Dataset excerpt
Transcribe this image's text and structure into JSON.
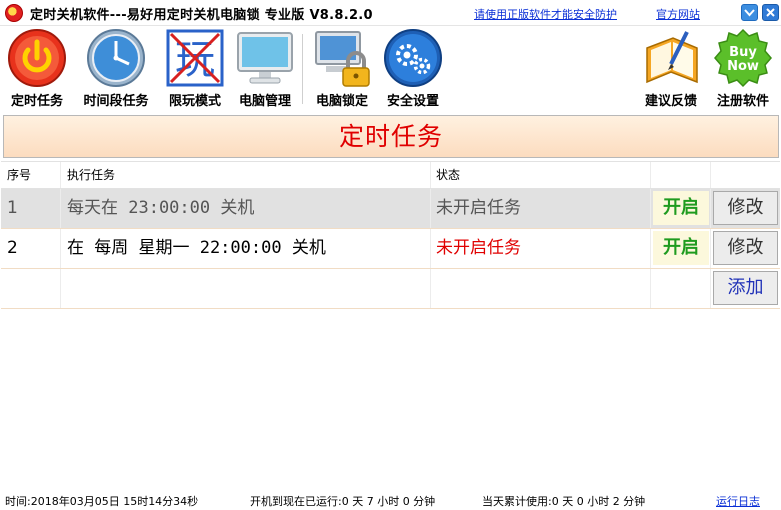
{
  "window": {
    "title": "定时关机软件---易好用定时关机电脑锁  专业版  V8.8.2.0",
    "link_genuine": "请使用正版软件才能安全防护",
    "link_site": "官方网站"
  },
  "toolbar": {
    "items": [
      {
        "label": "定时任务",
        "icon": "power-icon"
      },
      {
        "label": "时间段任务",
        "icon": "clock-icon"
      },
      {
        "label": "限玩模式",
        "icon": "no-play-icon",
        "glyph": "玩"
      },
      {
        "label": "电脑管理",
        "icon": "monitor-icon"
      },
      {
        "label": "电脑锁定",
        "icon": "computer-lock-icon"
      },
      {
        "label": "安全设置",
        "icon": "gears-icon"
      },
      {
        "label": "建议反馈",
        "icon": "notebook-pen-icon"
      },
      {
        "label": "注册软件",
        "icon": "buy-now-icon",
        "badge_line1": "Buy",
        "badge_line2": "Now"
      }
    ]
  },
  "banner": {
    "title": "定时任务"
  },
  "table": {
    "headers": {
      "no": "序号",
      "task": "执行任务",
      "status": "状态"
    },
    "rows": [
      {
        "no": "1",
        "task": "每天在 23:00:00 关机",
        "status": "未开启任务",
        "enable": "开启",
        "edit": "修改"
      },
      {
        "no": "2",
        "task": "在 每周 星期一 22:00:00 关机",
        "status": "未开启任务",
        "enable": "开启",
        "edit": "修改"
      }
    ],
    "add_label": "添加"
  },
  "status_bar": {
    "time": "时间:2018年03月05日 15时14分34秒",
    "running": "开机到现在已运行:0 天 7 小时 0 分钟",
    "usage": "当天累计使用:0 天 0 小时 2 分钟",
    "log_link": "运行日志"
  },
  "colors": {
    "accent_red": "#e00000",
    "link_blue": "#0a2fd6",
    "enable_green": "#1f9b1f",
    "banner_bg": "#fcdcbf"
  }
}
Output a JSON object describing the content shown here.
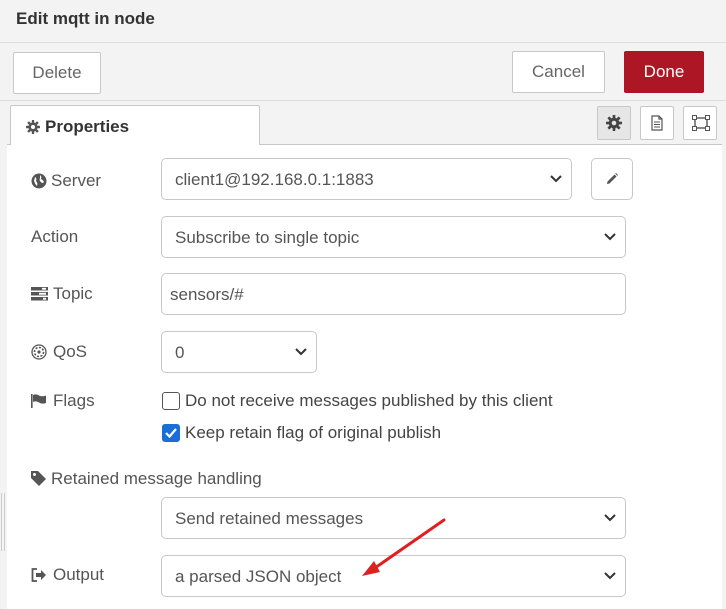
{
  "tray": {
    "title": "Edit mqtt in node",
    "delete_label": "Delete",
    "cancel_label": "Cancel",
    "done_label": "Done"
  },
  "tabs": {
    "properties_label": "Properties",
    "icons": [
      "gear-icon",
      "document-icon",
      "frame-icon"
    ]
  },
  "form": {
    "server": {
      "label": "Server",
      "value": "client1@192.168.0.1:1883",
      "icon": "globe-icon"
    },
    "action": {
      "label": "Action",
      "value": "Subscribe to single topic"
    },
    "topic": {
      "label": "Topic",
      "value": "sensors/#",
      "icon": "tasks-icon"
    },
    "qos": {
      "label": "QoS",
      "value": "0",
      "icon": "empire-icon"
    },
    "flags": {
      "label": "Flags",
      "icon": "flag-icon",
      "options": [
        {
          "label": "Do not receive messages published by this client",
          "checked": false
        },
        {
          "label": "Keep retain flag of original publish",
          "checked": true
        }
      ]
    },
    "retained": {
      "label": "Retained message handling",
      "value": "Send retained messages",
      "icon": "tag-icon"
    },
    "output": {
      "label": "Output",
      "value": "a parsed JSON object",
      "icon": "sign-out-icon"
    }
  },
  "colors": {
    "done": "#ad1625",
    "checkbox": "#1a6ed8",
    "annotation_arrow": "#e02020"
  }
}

*Directions:* Every line in the data that holds "JSON" should be copied out.

*Task result:*
Transcribe this image's text and structure into JSON.
Output a JSON object describing the content shown here.
      "value": "a parsed JSON object",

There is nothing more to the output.